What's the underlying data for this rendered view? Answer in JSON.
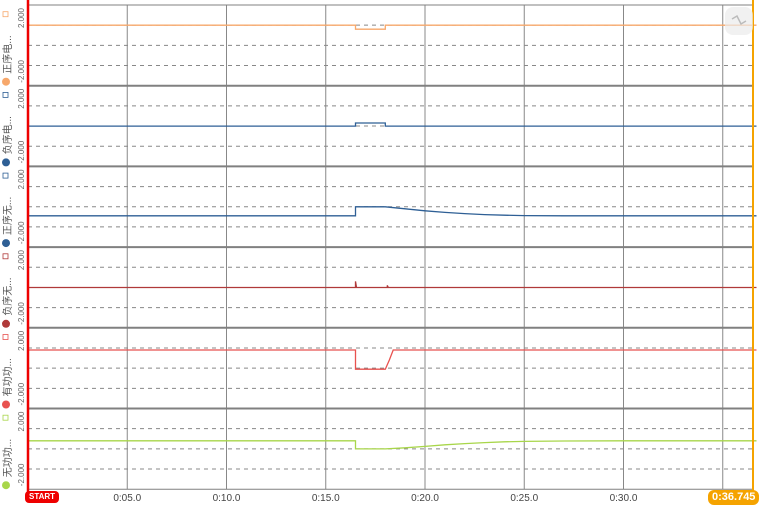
{
  "chart_data": {
    "type": "line",
    "x_unit": "time (m:ss.s)",
    "x_range": [
      0,
      36.745
    ],
    "x_ticks": [
      "0:05.0",
      "0:10.0",
      "0:15.0",
      "0:20.0",
      "0:25.0",
      "0:30.0"
    ],
    "x_tick_values": [
      5,
      10,
      15,
      20,
      25,
      30
    ],
    "cursor_start_label": "START",
    "cursor_end_label": "0:36.745",
    "grid": true,
    "panels": [
      {
        "name": "正序电...",
        "color": "#f7a86b",
        "ylim": [
          -2,
          2
        ],
        "y_top_label": "2.000",
        "y_bottom_label": "-2.000",
        "points": [
          [
            0,
            1
          ],
          [
            16.5,
            1
          ],
          [
            16.5,
            0.8
          ],
          [
            18,
            0.8
          ],
          [
            18,
            1
          ],
          [
            36.7,
            1
          ]
        ]
      },
      {
        "name": "负序电...",
        "color": "#2e5f95",
        "ylim": [
          -2,
          2
        ],
        "y_top_label": "2.000",
        "y_bottom_label": "-2.000",
        "points": [
          [
            0,
            0
          ],
          [
            16.5,
            0
          ],
          [
            16.5,
            0.15
          ],
          [
            18,
            0.15
          ],
          [
            18,
            0
          ],
          [
            36.7,
            0
          ]
        ]
      },
      {
        "name": "正序无...",
        "color": "#2e5f95",
        "ylim": [
          -2,
          2
        ],
        "y_top_label": "2.000",
        "y_bottom_label": "-2.000",
        "points": [
          [
            0,
            -0.45
          ],
          [
            16.5,
            -0.45
          ],
          [
            16.5,
            0
          ],
          [
            18,
            0
          ],
          [
            19,
            -0.1
          ],
          [
            20,
            -0.2
          ],
          [
            21,
            -0.28
          ],
          [
            22,
            -0.34
          ],
          [
            23,
            -0.39
          ],
          [
            24,
            -0.42
          ],
          [
            25,
            -0.44
          ],
          [
            27,
            -0.45
          ],
          [
            36.7,
            -0.45
          ]
        ]
      },
      {
        "name": "负序无...",
        "color": "#b03a3a",
        "ylim": [
          -2,
          2
        ],
        "y_top_label": "2.000",
        "y_bottom_label": "-2.000",
        "points": [
          [
            0,
            0
          ],
          [
            16.5,
            0
          ],
          [
            16.5,
            0.3
          ],
          [
            16.55,
            0
          ],
          [
            18.1,
            0
          ],
          [
            18.1,
            0.1
          ],
          [
            18.15,
            0
          ],
          [
            36.7,
            0
          ]
        ]
      },
      {
        "name": "有功功...",
        "color": "#e8524f",
        "ylim": [
          -2,
          2
        ],
        "y_top_label": "2.000",
        "y_bottom_label": "-2.000",
        "points": [
          [
            0,
            0.9
          ],
          [
            16.5,
            0.9
          ],
          [
            16.5,
            -0.05
          ],
          [
            18,
            -0.05
          ],
          [
            18.2,
            0.4
          ],
          [
            18.4,
            0.9
          ],
          [
            36.7,
            0.9
          ]
        ]
      },
      {
        "name": "无功功...",
        "color": "#a8d64a",
        "ylim": [
          -2,
          2
        ],
        "y_top_label": "2.000",
        "y_bottom_label": "-2.000",
        "points": [
          [
            0,
            0.4
          ],
          [
            16.5,
            0.4
          ],
          [
            16.5,
            0
          ],
          [
            18,
            0
          ],
          [
            19,
            0.05
          ],
          [
            20,
            0.12
          ],
          [
            21,
            0.2
          ],
          [
            22,
            0.26
          ],
          [
            23,
            0.31
          ],
          [
            24,
            0.35
          ],
          [
            25,
            0.37
          ],
          [
            27,
            0.39
          ],
          [
            30,
            0.4
          ],
          [
            36.7,
            0.4
          ]
        ]
      }
    ]
  },
  "toolbar": {
    "zoom_reset_icon": "zoom-reset-icon"
  }
}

----------

*What you are asked to do*. Copy every line of the listing where the word "name" appears.

*Answer in full*.
        "name": "正序电...",
        "name": "负序电...",
        "name": "正序无...",
        "name": "负序无...",
        "name": "有功功...",
        "name": "无功功...",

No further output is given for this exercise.